REQUIRED WORK: Reproduce each line exactly. Skip none.

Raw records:
#####
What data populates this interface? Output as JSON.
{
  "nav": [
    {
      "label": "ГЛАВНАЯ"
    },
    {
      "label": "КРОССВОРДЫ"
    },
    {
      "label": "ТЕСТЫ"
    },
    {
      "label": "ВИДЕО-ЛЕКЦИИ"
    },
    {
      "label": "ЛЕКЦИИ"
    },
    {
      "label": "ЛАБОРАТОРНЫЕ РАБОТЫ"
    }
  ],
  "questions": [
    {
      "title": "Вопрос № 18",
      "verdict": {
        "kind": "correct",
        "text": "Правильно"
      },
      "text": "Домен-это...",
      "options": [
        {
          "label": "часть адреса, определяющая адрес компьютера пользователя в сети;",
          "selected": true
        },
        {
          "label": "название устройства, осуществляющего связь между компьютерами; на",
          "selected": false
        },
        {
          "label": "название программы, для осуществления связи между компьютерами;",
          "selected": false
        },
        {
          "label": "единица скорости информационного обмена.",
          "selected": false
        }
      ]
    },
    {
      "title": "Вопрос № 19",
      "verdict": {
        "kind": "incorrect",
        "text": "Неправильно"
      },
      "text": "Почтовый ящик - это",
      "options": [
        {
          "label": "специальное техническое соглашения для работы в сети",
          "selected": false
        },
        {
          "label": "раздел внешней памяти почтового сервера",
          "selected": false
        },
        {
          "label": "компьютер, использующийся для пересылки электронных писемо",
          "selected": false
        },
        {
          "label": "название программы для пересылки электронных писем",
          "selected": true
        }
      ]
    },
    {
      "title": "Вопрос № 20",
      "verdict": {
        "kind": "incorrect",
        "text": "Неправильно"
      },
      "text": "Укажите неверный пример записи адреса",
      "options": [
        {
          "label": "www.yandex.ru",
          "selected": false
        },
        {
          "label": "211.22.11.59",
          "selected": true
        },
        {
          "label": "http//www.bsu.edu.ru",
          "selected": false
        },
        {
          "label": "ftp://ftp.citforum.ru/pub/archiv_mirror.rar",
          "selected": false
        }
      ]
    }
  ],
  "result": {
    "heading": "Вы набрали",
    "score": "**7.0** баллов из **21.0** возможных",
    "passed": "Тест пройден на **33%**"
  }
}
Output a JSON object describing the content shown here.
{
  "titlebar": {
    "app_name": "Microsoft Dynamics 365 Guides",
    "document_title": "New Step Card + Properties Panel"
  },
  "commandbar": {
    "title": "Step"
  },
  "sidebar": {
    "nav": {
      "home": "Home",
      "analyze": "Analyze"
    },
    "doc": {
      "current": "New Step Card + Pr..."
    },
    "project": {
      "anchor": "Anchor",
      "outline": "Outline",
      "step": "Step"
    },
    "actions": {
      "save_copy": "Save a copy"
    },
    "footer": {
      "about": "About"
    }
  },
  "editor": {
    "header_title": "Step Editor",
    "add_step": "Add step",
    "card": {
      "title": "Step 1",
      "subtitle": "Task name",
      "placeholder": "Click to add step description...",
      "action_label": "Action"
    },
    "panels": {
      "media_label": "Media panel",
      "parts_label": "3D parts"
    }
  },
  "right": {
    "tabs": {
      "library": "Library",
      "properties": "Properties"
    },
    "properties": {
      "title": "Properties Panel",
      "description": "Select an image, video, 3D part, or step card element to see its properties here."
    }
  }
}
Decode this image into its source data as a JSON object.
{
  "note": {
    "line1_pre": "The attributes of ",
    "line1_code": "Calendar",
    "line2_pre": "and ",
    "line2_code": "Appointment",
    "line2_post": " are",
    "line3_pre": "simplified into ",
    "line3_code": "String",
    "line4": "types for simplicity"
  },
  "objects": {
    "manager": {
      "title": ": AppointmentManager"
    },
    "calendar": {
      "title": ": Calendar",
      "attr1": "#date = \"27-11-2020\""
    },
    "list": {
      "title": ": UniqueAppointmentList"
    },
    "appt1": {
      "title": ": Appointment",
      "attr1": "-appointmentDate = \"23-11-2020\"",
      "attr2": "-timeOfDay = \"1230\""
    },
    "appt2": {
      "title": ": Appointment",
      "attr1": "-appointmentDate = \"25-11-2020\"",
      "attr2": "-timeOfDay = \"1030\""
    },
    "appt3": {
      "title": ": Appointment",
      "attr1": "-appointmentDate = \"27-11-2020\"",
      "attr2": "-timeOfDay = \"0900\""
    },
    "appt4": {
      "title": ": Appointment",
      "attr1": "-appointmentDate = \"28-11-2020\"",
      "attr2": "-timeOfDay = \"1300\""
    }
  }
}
#####
RESULT OF THE EXERCISE:
What data populates this interface? Output as JSON.
{
  "nav": [
    {
      "label": "ГЛАВНАЯ"
    },
    {
      "label": "КРОССВОРДЫ"
    },
    {
      "label": "ТЕСТЫ"
    },
    {
      "label": "ВИДЕО-ЛЕКЦИИ"
    },
    {
      "label": "ЛЕКЦИИ"
    },
    {
      "label": "ЛАБОРАТОРНЫЕ РАБОТЫ"
    }
  ],
  "questions": [
    {
      "title": "Вопрос № 18",
      "verdict": {
        "kind": "correct",
        "text": "Правильно"
      },
      "text": "Домен-это...",
      "options": [
        {
          "label": "часть адреса, определяющая адрес компьютера пользователя в сети;",
          "selected": true
        },
        {
          "label": "название устройства, осуществляющего связь между компьютерами; на",
          "selected": false
        },
        {
          "label": "название программы, для осуществления связи между компьютерами;",
          "selected": false
        },
        {
          "label": "единица скорости информационного обмена.",
          "selected": false
        }
      ]
    },
    {
      "title": "Вопрос № 19",
      "verdict": {
        "kind": "incorrect",
        "text": "Неправильно"
      },
      "text": "Почтовый ящик - это",
      "options": [
        {
          "label": "специальное техническое соглашения для работы в сети",
          "selected": false
        },
        {
          "label": "раздел внешней памяти почтового сервера",
          "selected": false
        },
        {
          "label": "компьютер, использующийся для пересылки электронных писемо",
          "selected": false
        },
        {
          "label": "название программы для пересылки электронных писем",
          "selected": true
        }
      ]
    },
    {
      "title": "Вопрос № 20",
      "verdict": {
        "kind": "incorrect",
        "text": "Неправильно"
      },
      "text": "Укажите неверный пример записи адреса",
      "options": [
        {
          "label": "www.yandex.ru",
          "selected": false
        },
        {
          "label": "211.22.11.59",
          "selected": true
        },
        {
          "label": "http//www.bsu.edu.ru",
          "selected": false
        },
        {
          "label": "ftp://ftp.citforum.ru/pub/archiv_mirror.rar",
          "selected": false
        }
      ]
    }
  ],
  "result": {
    "heading": "Вы набрали",
    "score": "**7.0** баллов из **21.0** возможных",
    "passed": "Тест пройден на **33%**"
  }
}
Output a JSON object describing the content shown here.
{
  "titlebar": {
    "app_name": "Microsoft Dynamics 365 Guides",
    "document_title": "New Step Card + Properties Panel"
  },
  "commandbar": {
    "title": "Step"
  },
  "sidebar": {
    "nav": {
      "home": "Home",
      "analyze": "Analyze"
    },
    "doc": {
      "current": "New Step Card + Pr..."
    },
    "project": {
      "anchor": "Anchor",
      "outline": "Outline",
      "step": "Step"
    },
    "actions": {
      "save_copy": "Save a copy"
    },
    "footer": {
      "about": "About"
    }
  },
  "editor": {
    "header_title": "Step Editor",
    "add_step": "Add step",
    "card": {
      "title": "Step 1",
      "subtitle": "Task name",
      "placeholder": "Click to add step description...",
      "action_label": "Action"
    },
    "panels": {
      "media_label": "Media panel",
      "parts_label": "3D parts"
    }
  },
  "right": {
    "tabs": {
      "library": "Library",
      "properties": "Properties"
    },
    "properties": {
      "title": "Properties Panel",
      "description": "Select an image, video, 3D part, or step card element to see its properties here."
    }
  }
}
Decode this image into its source data as a JSON object.
{
  "note": {
    "line1_pre": "The attributes of ",
    "line1_code": "Calendar",
    "line2_pre": "and ",
    "line2_code": "Appointment",
    "line2_post": " are",
    "line3_pre": "simplified into ",
    "line3_code": "String",
    "line4": "types for simplicity"
  },
  "objects": {
    "manager": {
      "title": ": AppointmentManager"
    },
    "calendar": {
      "title": ": Calendar",
      "attr1": "#date = \"27-11-2020\""
    },
    "list": {
      "title": ": UniqueAppointmentList"
    },
    "appt1": {
      "title": ": Appointment",
      "attr1": "-appointmentDate = \"23-11-2020\"",
      "attr2": "-timeOfDay = \"1230\""
    },
    "appt2": {
      "title": ": Appointment",
      "attr1": "-appointmentDate = \"25-11-2020\"",
      "attr2": "-timeOfDay = \"1030\""
    },
    "appt3": {
      "title": ": Appointment",
      "attr1": "-appointmentDate = \"27-11-2020\"",
      "attr2": "-timeOfDay = \"0900\""
    },
    "appt4": {
      "title": ": Appointment",
      "attr1": "-appointmentDate = \"28-11-2020\"",
      "attr2": "-timeOfDay = \"1300\""
    }
  }
}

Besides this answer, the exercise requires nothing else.